**Aim of the exercise**
Reproduce all the material exactly, minus any pictures it holds.

**Records for this task**

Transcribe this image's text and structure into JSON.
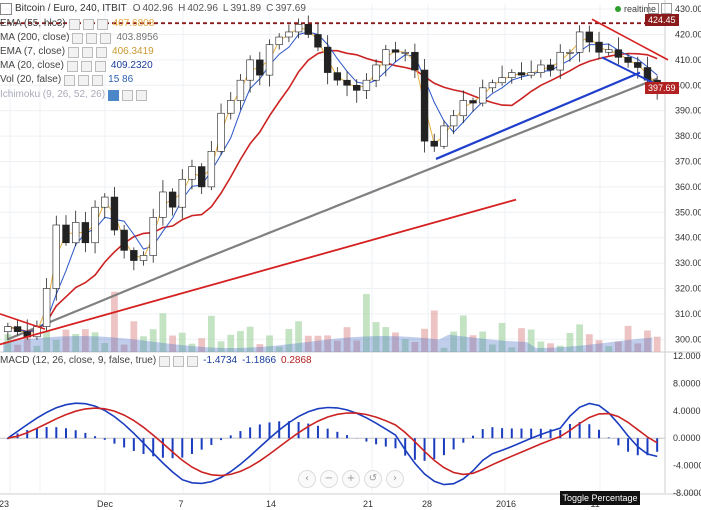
{
  "header": {
    "symbol": "Bitcoin / Euro, 240, ITBIT",
    "o_label": "O",
    "o_value": "402.96",
    "h_label": "H",
    "h_value": "402.96",
    "l_label": "L",
    "l_value": "391.89",
    "c_label": "C",
    "c_value": "397.69",
    "realtime": "realtime"
  },
  "indicators": [
    {
      "name": "EMA (55, hlc3)",
      "value": "407.6808",
      "color": "#e8a640"
    },
    {
      "name": "MA (200, close)",
      "value": "403.8956",
      "color": "#777777"
    },
    {
      "name": "EMA (7, close)",
      "value": "406.3419",
      "color": "#c99a2e"
    },
    {
      "name": "MA (20, close)",
      "value": "409.2320",
      "color": "#1a3d9c"
    },
    {
      "name": "Vol (20, false)",
      "value": "15 86",
      "color": "#2a5fb0"
    },
    {
      "name": "Ichimoku (9, 26, 52, 26)",
      "value": "",
      "color": "#bbbbbb"
    }
  ],
  "macd": {
    "name": "MACD (12, 26, close, 9, false, true)",
    "v1": "-1.4734",
    "v2": "-1.1866",
    "v3": "0.2868"
  },
  "price_axis": [
    "430.00",
    "420.00",
    "410.00",
    "400.00",
    "390.00",
    "380.00",
    "370.00",
    "360.00",
    "350.00",
    "340.00",
    "330.00",
    "320.00",
    "310.00",
    "300.00"
  ],
  "price_markers": {
    "resistance": "424.45",
    "last": "397.69"
  },
  "macd_axis": [
    "12.0000",
    "8.0000",
    "4.0000",
    "0.0000",
    "-4.0000",
    "-8.0000"
  ],
  "time_axis": [
    "23",
    "Dec",
    "7",
    "14",
    "21",
    "28",
    "2016",
    "11"
  ],
  "buttons": {
    "toggle": "Toggle Percentage"
  },
  "nav": {
    "left": "‹",
    "minus": "−",
    "plus": "+",
    "reset": "↺",
    "right": "›"
  },
  "chart_data": {
    "type": "candlestick",
    "title": "Bitcoin / Euro, 240, ITBIT",
    "ylim": [
      295,
      432
    ],
    "resistance": 424.45,
    "last_price": 397.69,
    "macd_ylim": [
      -8,
      12
    ],
    "colors": {
      "up": "#2e8b57",
      "down": "#b22222",
      "ma200": "#808080",
      "ema55": "#cc2222",
      "ma20": "#2a55c7",
      "trend": "#1f3fcc",
      "support_red": "#d62020",
      "vol_area": "#4a72c8"
    },
    "close_path": [
      305,
      303,
      301,
      305,
      320,
      345,
      338,
      346,
      338,
      352,
      356,
      343,
      335,
      331,
      333,
      348,
      358,
      352,
      363,
      368,
      360,
      374,
      389,
      394,
      402,
      410,
      404,
      416,
      419,
      421,
      424,
      420,
      415,
      405,
      402,
      400,
      398,
      402,
      408,
      414,
      413,
      413,
      406,
      378,
      376,
      384,
      388,
      394,
      393,
      399,
      401,
      403,
      405,
      404,
      405,
      408,
      406,
      413,
      413,
      421,
      417,
      413,
      414,
      411,
      409,
      407,
      402,
      398
    ]
  }
}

**Written reply**
Transcribe this image's text and structure into JSON.
{
  "header": {
    "symbol": "Bitcoin / Euro, 240, ITBIT",
    "o_label": "O",
    "o_value": "402.96",
    "h_label": "H",
    "h_value": "402.96",
    "l_label": "L",
    "l_value": "391.89",
    "c_label": "C",
    "c_value": "397.69",
    "realtime": "realtime"
  },
  "indicators": [
    {
      "name": "EMA (55, hlc3)",
      "value": "407.6808",
      "color": "#e8a640"
    },
    {
      "name": "MA (200, close)",
      "value": "403.8956",
      "color": "#777777"
    },
    {
      "name": "EMA (7, close)",
      "value": "406.3419",
      "color": "#c99a2e"
    },
    {
      "name": "MA (20, close)",
      "value": "409.2320",
      "color": "#1a3d9c"
    },
    {
      "name": "Vol (20, false)",
      "value": "15 86",
      "color": "#2a5fb0"
    },
    {
      "name": "Ichimoku (9, 26, 52, 26)",
      "value": "",
      "color": "#bbbbbb"
    }
  ],
  "macd": {
    "name": "MACD (12, 26, close, 9, false, true)",
    "v1": "-1.4734",
    "v2": "-1.1866",
    "v3": "0.2868"
  },
  "price_axis": [
    "430.00",
    "420.00",
    "410.00",
    "400.00",
    "390.00",
    "380.00",
    "370.00",
    "360.00",
    "350.00",
    "340.00",
    "330.00",
    "320.00",
    "310.00",
    "300.00"
  ],
  "price_markers": {
    "resistance": "424.45",
    "last": "397.69"
  },
  "macd_axis": [
    "12.0000",
    "8.0000",
    "4.0000",
    "0.0000",
    "-4.0000",
    "-8.0000"
  ],
  "time_axis": [
    "23",
    "Dec",
    "7",
    "14",
    "21",
    "28",
    "2016",
    "11"
  ],
  "buttons": {
    "toggle": "Toggle Percentage"
  },
  "nav": {
    "left": "‹",
    "minus": "−",
    "plus": "+",
    "reset": "↺",
    "right": "›"
  },
  "chart_data": {
    "type": "candlestick",
    "title": "Bitcoin / Euro, 240, ITBIT",
    "ylim": [
      295,
      432
    ],
    "resistance": 424.45,
    "last_price": 397.69,
    "macd_ylim": [
      -8,
      12
    ],
    "colors": {
      "up": "#2e8b57",
      "down": "#b22222",
      "ma200": "#808080",
      "ema55": "#cc2222",
      "ma20": "#2a55c7",
      "trend": "#1f3fcc",
      "support_red": "#d62020",
      "vol_area": "#4a72c8"
    },
    "close_path": [
      305,
      303,
      301,
      305,
      320,
      345,
      338,
      346,
      338,
      352,
      356,
      343,
      335,
      331,
      333,
      348,
      358,
      352,
      363,
      368,
      360,
      374,
      389,
      394,
      402,
      410,
      404,
      416,
      419,
      421,
      424,
      420,
      415,
      405,
      402,
      400,
      398,
      402,
      408,
      414,
      413,
      413,
      406,
      378,
      376,
      384,
      388,
      394,
      393,
      399,
      401,
      403,
      405,
      404,
      405,
      408,
      406,
      413,
      413,
      421,
      417,
      413,
      414,
      411,
      409,
      407,
      402,
      398
    ]
  }
}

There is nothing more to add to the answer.